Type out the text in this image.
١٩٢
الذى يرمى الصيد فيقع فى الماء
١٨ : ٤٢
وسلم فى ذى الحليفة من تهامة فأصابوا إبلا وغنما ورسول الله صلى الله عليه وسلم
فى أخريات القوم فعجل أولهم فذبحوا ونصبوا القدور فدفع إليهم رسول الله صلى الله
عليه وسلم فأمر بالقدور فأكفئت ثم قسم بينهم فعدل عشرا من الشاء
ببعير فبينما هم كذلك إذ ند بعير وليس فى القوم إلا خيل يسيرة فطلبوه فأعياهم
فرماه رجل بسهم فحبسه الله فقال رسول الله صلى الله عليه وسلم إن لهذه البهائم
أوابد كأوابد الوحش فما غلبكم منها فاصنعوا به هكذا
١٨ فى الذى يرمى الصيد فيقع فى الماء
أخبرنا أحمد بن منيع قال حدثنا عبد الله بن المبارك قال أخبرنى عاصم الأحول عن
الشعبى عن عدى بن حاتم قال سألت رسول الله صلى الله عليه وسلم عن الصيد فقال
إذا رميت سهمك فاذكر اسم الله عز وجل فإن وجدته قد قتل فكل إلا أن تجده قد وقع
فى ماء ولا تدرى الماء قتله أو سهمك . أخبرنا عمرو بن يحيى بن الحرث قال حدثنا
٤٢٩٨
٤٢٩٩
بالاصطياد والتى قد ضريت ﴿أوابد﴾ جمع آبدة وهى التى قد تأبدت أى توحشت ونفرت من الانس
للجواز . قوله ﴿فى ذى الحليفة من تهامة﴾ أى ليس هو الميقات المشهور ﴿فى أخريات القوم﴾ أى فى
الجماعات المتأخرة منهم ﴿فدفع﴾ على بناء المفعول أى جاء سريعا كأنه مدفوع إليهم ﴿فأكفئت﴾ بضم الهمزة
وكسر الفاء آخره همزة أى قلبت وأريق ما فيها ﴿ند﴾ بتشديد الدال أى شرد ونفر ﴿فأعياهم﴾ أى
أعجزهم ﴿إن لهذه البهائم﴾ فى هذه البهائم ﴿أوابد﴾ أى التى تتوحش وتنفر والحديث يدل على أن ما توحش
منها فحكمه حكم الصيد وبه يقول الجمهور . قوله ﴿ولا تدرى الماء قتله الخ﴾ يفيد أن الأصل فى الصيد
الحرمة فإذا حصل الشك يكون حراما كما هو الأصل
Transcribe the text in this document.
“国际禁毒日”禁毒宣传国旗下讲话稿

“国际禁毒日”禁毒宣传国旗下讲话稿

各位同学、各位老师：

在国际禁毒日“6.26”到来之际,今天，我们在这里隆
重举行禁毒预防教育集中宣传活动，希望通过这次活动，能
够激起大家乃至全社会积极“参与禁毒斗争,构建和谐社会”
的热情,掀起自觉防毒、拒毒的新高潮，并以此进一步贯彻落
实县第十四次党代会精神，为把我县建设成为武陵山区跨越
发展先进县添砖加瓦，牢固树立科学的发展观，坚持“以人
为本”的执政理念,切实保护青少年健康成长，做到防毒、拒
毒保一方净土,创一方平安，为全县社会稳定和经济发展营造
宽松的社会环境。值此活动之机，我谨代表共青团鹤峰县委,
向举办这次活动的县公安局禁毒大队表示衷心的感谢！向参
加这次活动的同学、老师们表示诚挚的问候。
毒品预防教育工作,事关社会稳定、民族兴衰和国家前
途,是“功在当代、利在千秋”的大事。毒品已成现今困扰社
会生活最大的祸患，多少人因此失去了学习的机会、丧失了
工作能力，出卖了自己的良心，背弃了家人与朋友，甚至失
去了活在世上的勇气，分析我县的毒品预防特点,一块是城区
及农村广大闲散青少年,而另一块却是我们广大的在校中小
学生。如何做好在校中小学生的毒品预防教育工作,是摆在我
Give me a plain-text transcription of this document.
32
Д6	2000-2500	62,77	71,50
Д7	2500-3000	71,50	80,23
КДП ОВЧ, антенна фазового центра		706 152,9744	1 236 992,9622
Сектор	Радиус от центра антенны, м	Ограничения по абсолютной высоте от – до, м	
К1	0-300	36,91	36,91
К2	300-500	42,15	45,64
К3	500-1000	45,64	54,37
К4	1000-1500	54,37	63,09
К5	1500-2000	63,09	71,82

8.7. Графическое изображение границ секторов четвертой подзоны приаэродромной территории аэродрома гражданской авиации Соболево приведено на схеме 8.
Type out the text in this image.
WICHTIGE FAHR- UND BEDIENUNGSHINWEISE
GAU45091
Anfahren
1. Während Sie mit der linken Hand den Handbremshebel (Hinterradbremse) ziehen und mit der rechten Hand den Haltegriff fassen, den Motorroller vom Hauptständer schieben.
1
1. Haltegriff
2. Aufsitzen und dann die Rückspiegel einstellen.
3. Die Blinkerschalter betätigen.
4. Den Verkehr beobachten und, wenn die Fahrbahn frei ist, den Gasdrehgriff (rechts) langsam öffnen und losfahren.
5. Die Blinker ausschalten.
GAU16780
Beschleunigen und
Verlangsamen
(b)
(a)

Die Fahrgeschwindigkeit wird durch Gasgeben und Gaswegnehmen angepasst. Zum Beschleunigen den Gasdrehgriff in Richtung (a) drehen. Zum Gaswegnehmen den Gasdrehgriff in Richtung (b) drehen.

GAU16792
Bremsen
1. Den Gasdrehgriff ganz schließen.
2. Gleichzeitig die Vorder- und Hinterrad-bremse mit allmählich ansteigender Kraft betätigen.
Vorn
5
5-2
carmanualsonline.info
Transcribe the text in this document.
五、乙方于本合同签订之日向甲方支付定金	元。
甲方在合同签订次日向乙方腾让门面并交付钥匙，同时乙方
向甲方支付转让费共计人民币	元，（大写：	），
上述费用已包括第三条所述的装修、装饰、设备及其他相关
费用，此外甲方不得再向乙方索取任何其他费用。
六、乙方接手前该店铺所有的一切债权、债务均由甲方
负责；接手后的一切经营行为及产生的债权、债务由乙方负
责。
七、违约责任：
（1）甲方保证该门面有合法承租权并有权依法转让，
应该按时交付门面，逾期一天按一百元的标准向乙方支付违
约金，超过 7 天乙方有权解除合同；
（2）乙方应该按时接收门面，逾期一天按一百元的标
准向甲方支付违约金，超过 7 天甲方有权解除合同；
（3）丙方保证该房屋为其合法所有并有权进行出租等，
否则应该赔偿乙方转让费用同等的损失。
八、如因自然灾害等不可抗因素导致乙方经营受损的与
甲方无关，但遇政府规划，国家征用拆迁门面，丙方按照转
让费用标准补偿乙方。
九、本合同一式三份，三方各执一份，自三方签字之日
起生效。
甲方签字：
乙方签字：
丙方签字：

====

:: Required task ::
Reproduce only the lines running from the one that contains "Give me a plain-text" to the last line of the records.

:: Expected answer ::
Give me a plain-text transcription of this document.
32
Д6	2000-2500	62,77	71,50
Д7	2500-3000	71,50	80,23
КДП ОВЧ, антенна фазового центра		706 152,9744	1 236 992,9622
Сектор	Радиус от центра антенны, м	Ограничения по абсолютной высоте от – до, м	
К1	0-300	36,91	36,91
К2	300-500	42,15	45,64
К3	500-1000	45,64	54,37
К4	1000-1500	54,37	63,09
К5	1500-2000	63,09	71,82

8.7. Графическое изображение границ секторов четвертой подзоны приаэродромной территории аэродрома гражданской авиации Соболево приведено на схеме 8.
Type out the text in this image.
WICHTIGE FAHR- UND BEDIENUNGSHINWEISE
GAU45091
Anfahren
1. Während Sie mit der linken Hand den Handbremshebel (Hinterradbremse) ziehen und mit der rechten Hand den Haltegriff fassen, den Motorroller vom Hauptständer schieben.
1
1. Haltegriff
2. Aufsitzen und dann die Rückspiegel einstellen.
3. Die Blinkerschalter betätigen.
4. Den Verkehr beobachten und, wenn die Fahrbahn frei ist, den Gasdrehgriff (rechts) langsam öffnen und losfahren.
5. Die Blinker ausschalten.
GAU16780
Beschleunigen und
Verlangsamen
(b)
(a)

Die Fahrgeschwindigkeit wird durch Gasgeben und Gaswegnehmen angepasst. Zum Beschleunigen den Gasdrehgriff in Richtung (a) drehen. Zum Gaswegnehmen den Gasdrehgriff in Richtung (b) drehen.

GAU16792
Bremsen
1. Den Gasdrehgriff ganz schließen.
2. Gleichzeitig die Vorder- und Hinterrad-bremse mit allmählich ansteigender Kraft betätigen.
Vorn
5
5-2
carmanualsonline.info
Transcribe the text in this document.
五、乙方于本合同签订之日向甲方支付定金	元。
甲方在合同签订次日向乙方腾让门面并交付钥匙，同时乙方
向甲方支付转让费共计人民币	元，（大写：	），
上述费用已包括第三条所述的装修、装饰、设备及其他相关
费用，此外甲方不得再向乙方索取任何其他费用。
六、乙方接手前该店铺所有的一切债权、债务均由甲方
负责；接手后的一切经营行为及产生的债权、债务由乙方负
责。
七、违约责任：
（1）甲方保证该门面有合法承租权并有权依法转让，
应该按时交付门面，逾期一天按一百元的标准向乙方支付违
约金，超过 7 天乙方有权解除合同；
（2）乙方应该按时接收门面，逾期一天按一百元的标
准向甲方支付违约金，超过 7 天甲方有权解除合同；
（3）丙方保证该房屋为其合法所有并有权进行出租等，
否则应该赔偿乙方转让费用同等的损失。
八、如因自然灾害等不可抗因素导致乙方经营受损的与
甲方无关，但遇政府规划，国家征用拆迁门面，丙方按照转
让费用标准补偿乙方。
九、本合同一式三份，三方各执一份，自三方签字之日
起生效。
甲方签字：
乙方签字：
丙方签字：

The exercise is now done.